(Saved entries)
━━━
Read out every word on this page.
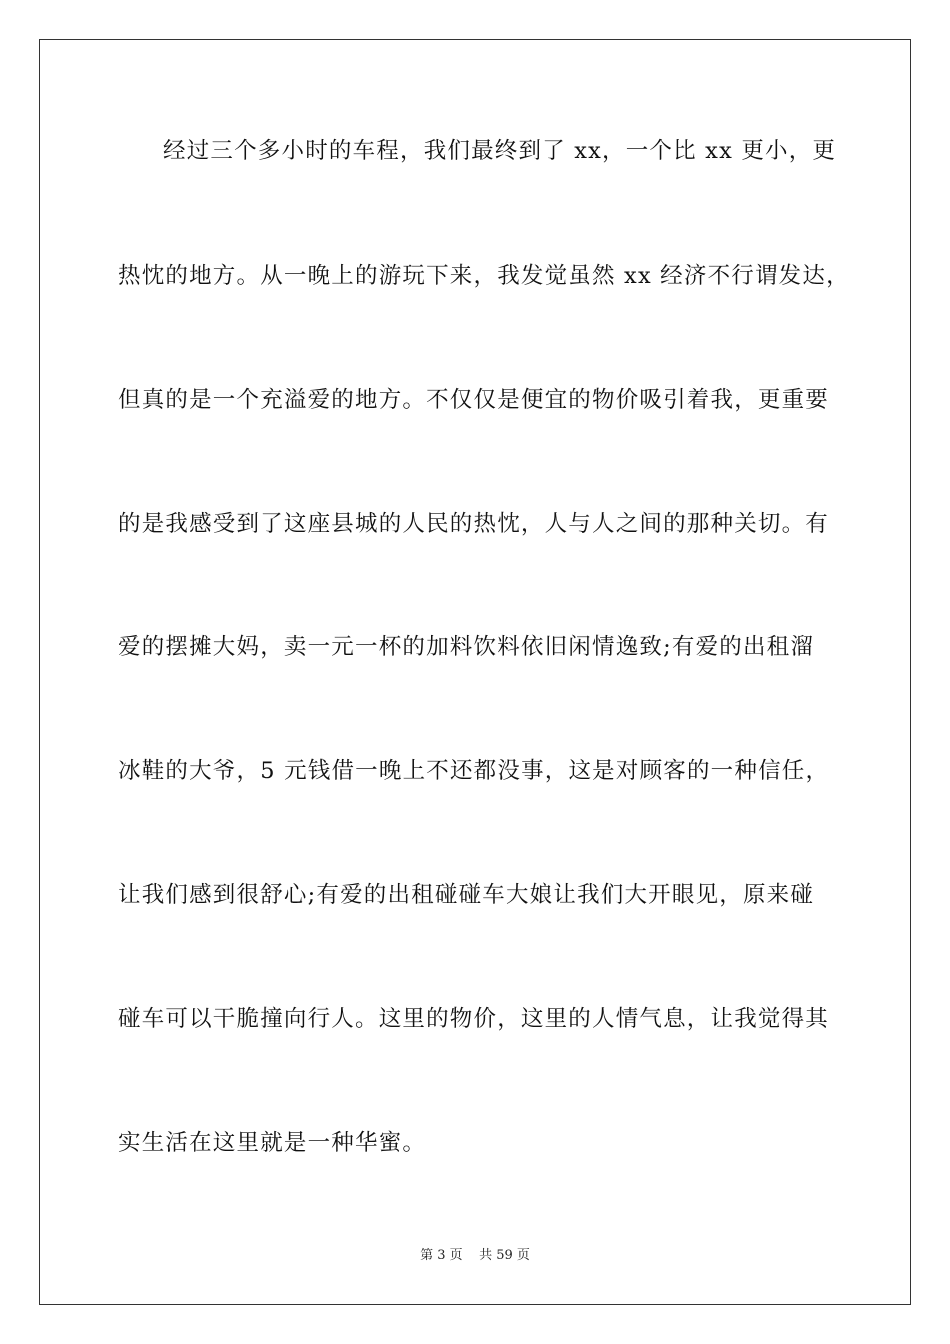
经过三个多小时的车程，我们最终到了 xx，一个比 xx 更小，更
热忱的地方。从一晚上的游玩下来，我发觉虽然 xx 经济不行谓发达，
但真的是一个充溢爱的地方。不仅仅是便宜的物价吸引着我，更重要
的是我感受到了这座县城的人民的热忱，人与人之间的那种关切。有
爱的摆摊大妈，卖一元一杯的加料饮料依旧闲情逸致;有爱的出租溜
冰鞋的大爷，5 元钱借一晚上不还都没事，这是对顾客的一种信任，
让我们感到很舒心;有爱的出租碰碰车大娘让我们大开眼见，原来碰
碰车可以干脆撞向行人。这里的物价，这里的人情气息，让我觉得其
实生活在这里就是一种华蜜。
第 3 页    共 59 页
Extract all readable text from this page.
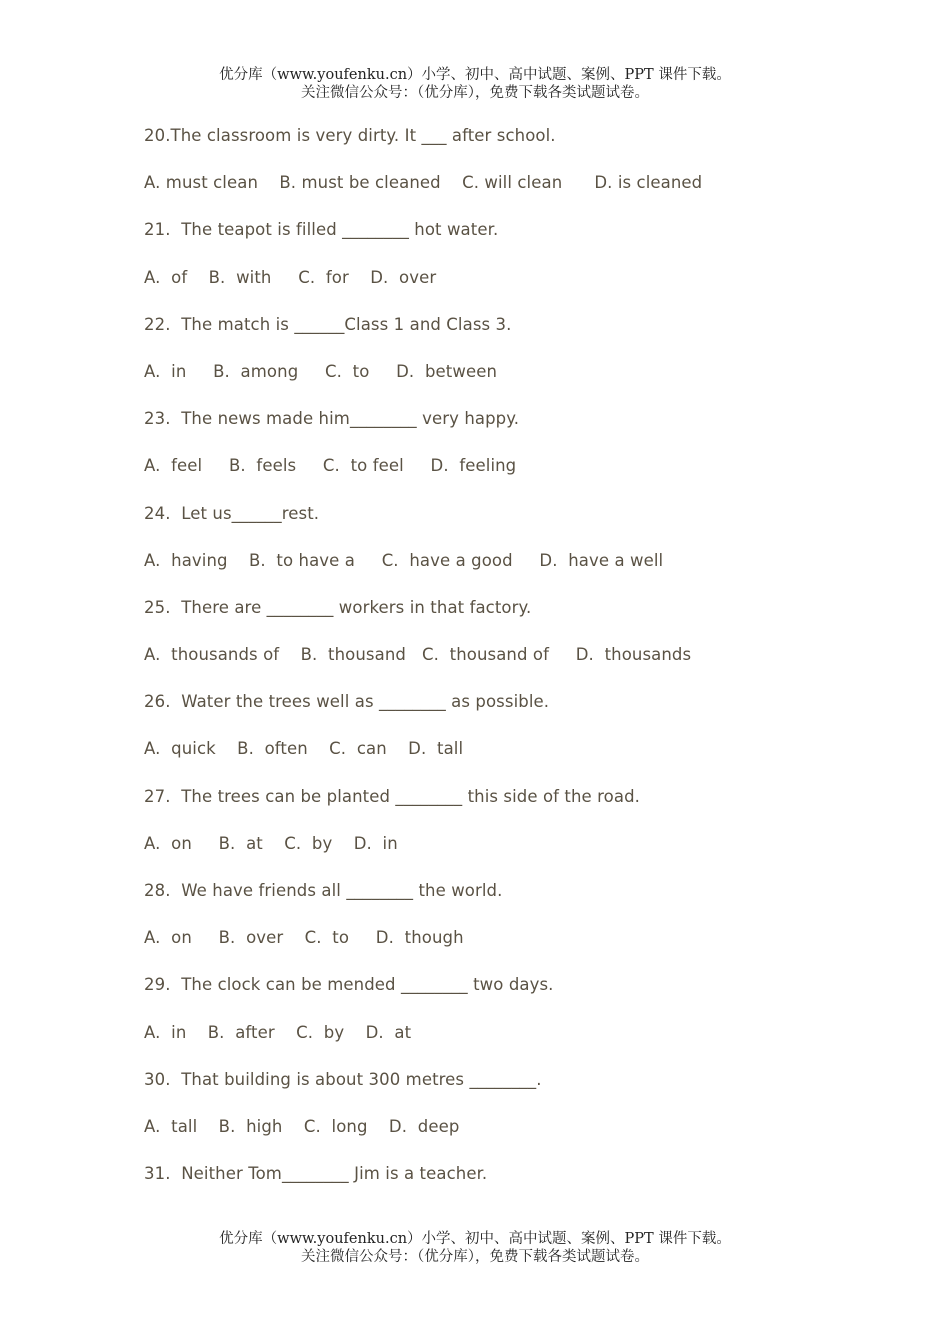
优分库（www.youfenku.cn）小学、初中、高中试题、案例、PPT 课件下载。
关注微信公众号：（优分库），免费下载各类试题试卷。
20.The classroom is very dirty. It ___ after school.
A. must clean    B. must be cleaned    C. will clean      D. is cleaned
21.  The teapot is filled ________ hot water.
A.  of    B.  with     C.  for    D.  over
22.  The match is ______Class 1 and Class 3.
A.  in     B.  among     C.  to     D.  between
23.  The news made him________ very happy.
A.  feel     B.  feels     C.  to feel     D.  feeling
24.  Let us______rest.
A.  having    B.  to have a     C.  have a good     D.  have a well
25.  There are ________ workers in that factory.
A.  thousands of    B.  thousand   C.  thousand of     D.  thousands
26.  Water the trees well as ________ as possible.
A.  quick    B.  often    C.  can    D.  tall
27.  The trees can be planted ________ this side of the road.
A.  on     B.  at    C.  by    D.  in
28.  We have friends all ________ the world.
A.  on     B.  over    C.  to     D.  though
29.  The clock can be mended ________ two days.
A.  in    B.  after    C.  by    D.  at
30.  That building is about 300 metres ________.
A.  tall    B.  high    C.  long    D.  deep
31.  Neither Tom________ Jim is a teacher.
优分库（www.youfenku.cn）小学、初中、高中试题、案例、PPT 课件下载。
关注微信公众号：（优分库），免费下载各类试题试卷。
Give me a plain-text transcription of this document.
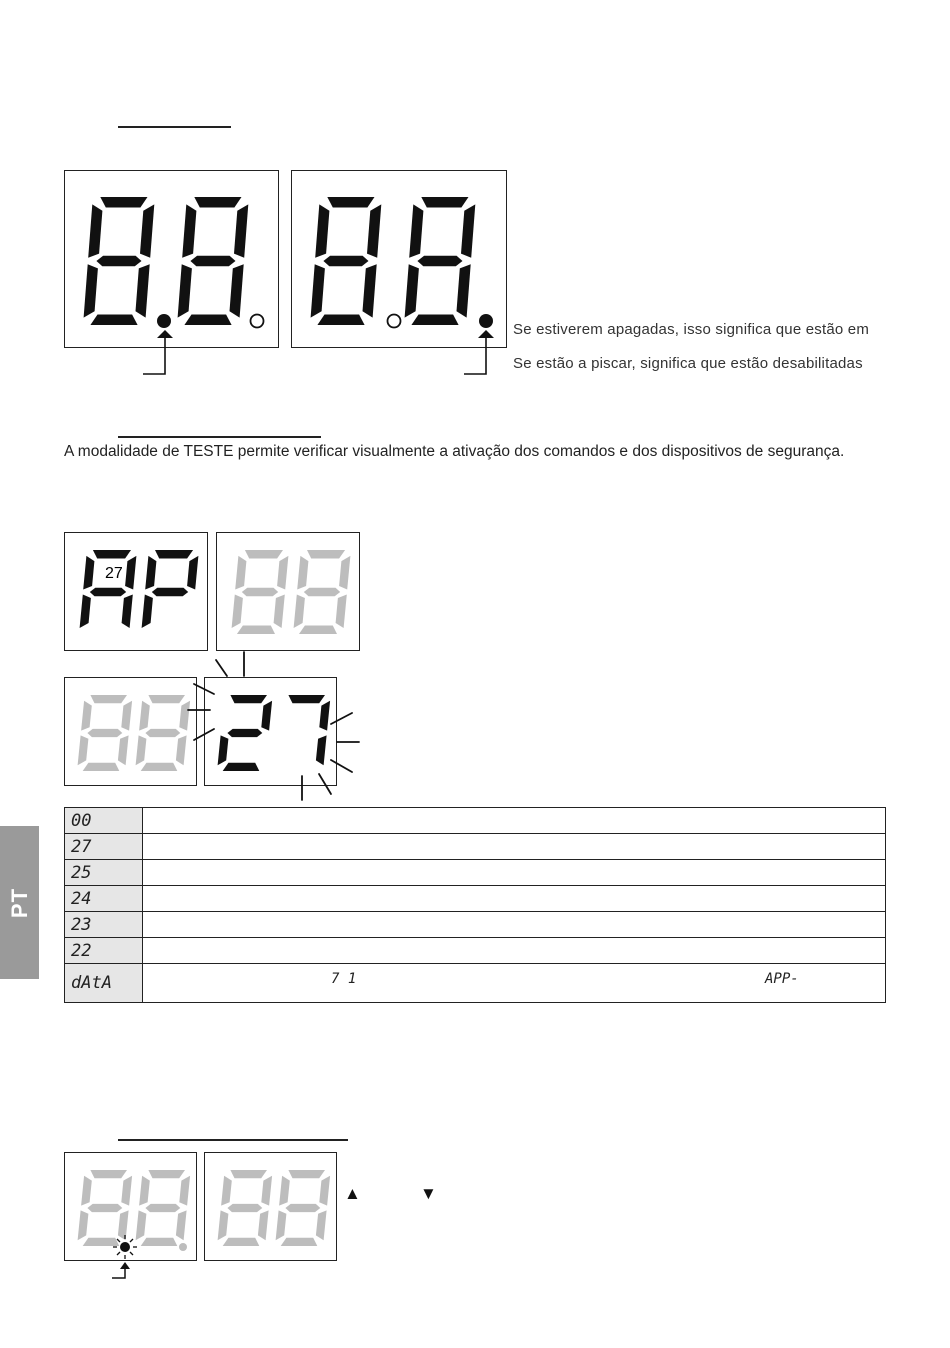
Se estiverem apagadas, isso significa que estão em
Se estão a piscar, significa que estão desabilitadas
A modalidade de TESTE permite verificar visualmente a ativação dos comandos e dos dispositivos de segurança.
27
00	
27	
25	
24	
23	
22	
dAtA	7 1 APP-
PT
▲	▼
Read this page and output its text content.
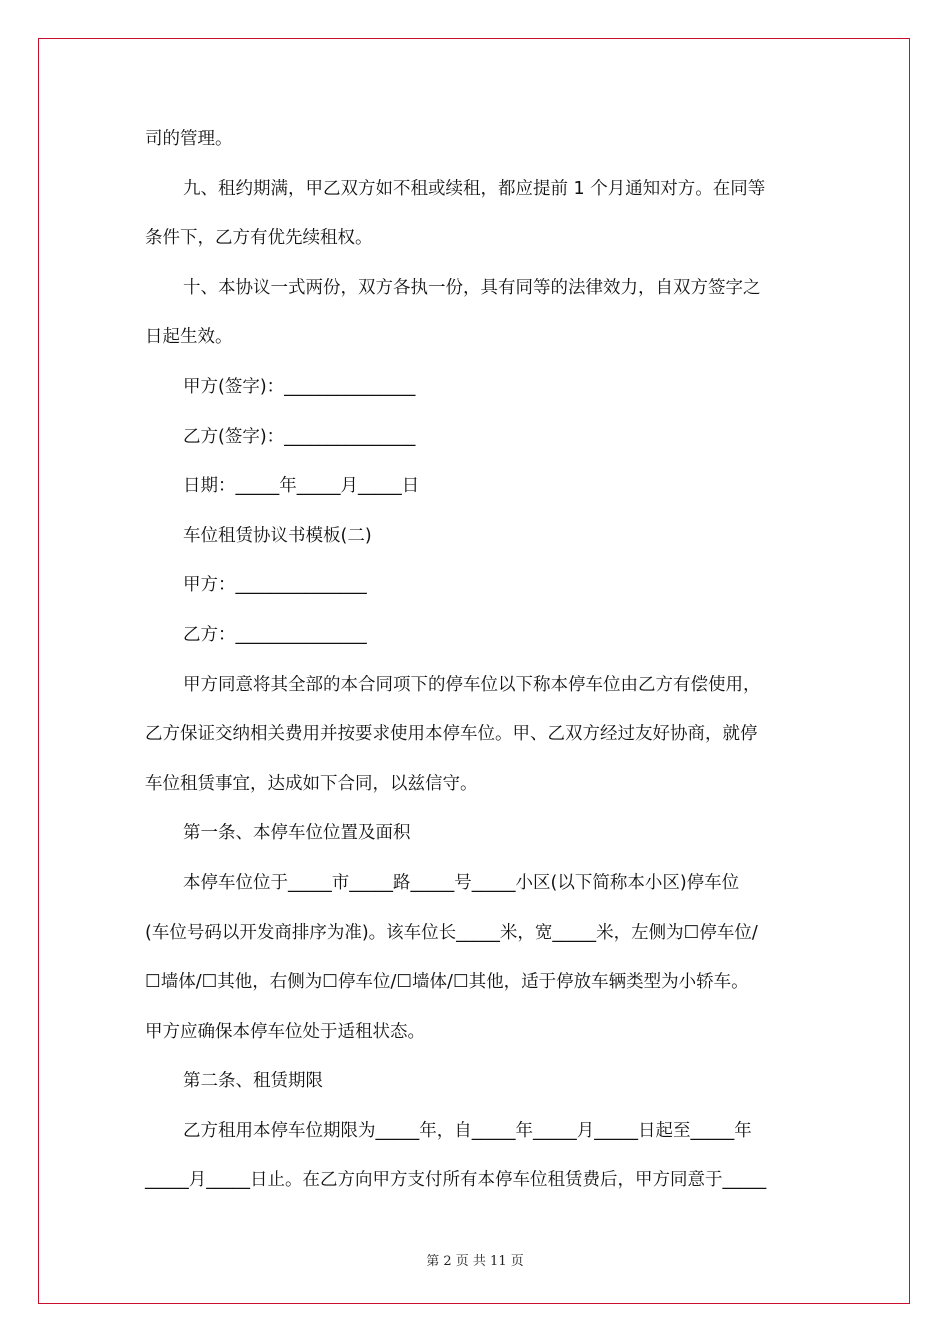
司的管理。
九、租约期满，甲乙双方如不租或续租，都应提前 1 个月通知对方。在同等
条件下，乙方有优先续租权。
十、本协议一式两份，双方各执一份，具有同等的法律效力，自双方签字之
日起生效。
甲方(签字)：_______________
乙方(签字)：_______________
日期：_____年_____月_____日
车位租赁协议书模板(二)
甲方：_______________
乙方：_______________
甲方同意将其全部的本合同项下的停车位以下称本停车位由乙方有偿使用，
乙方保证交纳相关费用并按要求使用本停车位。甲、乙双方经过友好协商，就停
车位租赁事宜，达成如下合同，以兹信守。
第一条、本停车位位置及面积
本停车位位于_____市_____路_____号_____小区(以下简称本小区)停车位
(车位号码以开发商排序为准)。该车位长_____米，宽_____米，左侧为☐停车位/
☐墙体/☐其他，右侧为☐停车位/☐墙体/☐其他，适于停放车辆类型为小轿车。
甲方应确保本停车位处于适租状态。
第二条、租赁期限
乙方租用本停车位期限为_____年，自_____年_____月_____日起至_____年
_____月_____日止。在乙方向甲方支付所有本停车位租赁费后，甲方同意于_____
第 2 页 共 11 页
━━━
WRITTEN PROBLEM:
Your answer should be a single number: the count of lines containing the word "tall".

ANSWER TO THIS EXERCISE:
2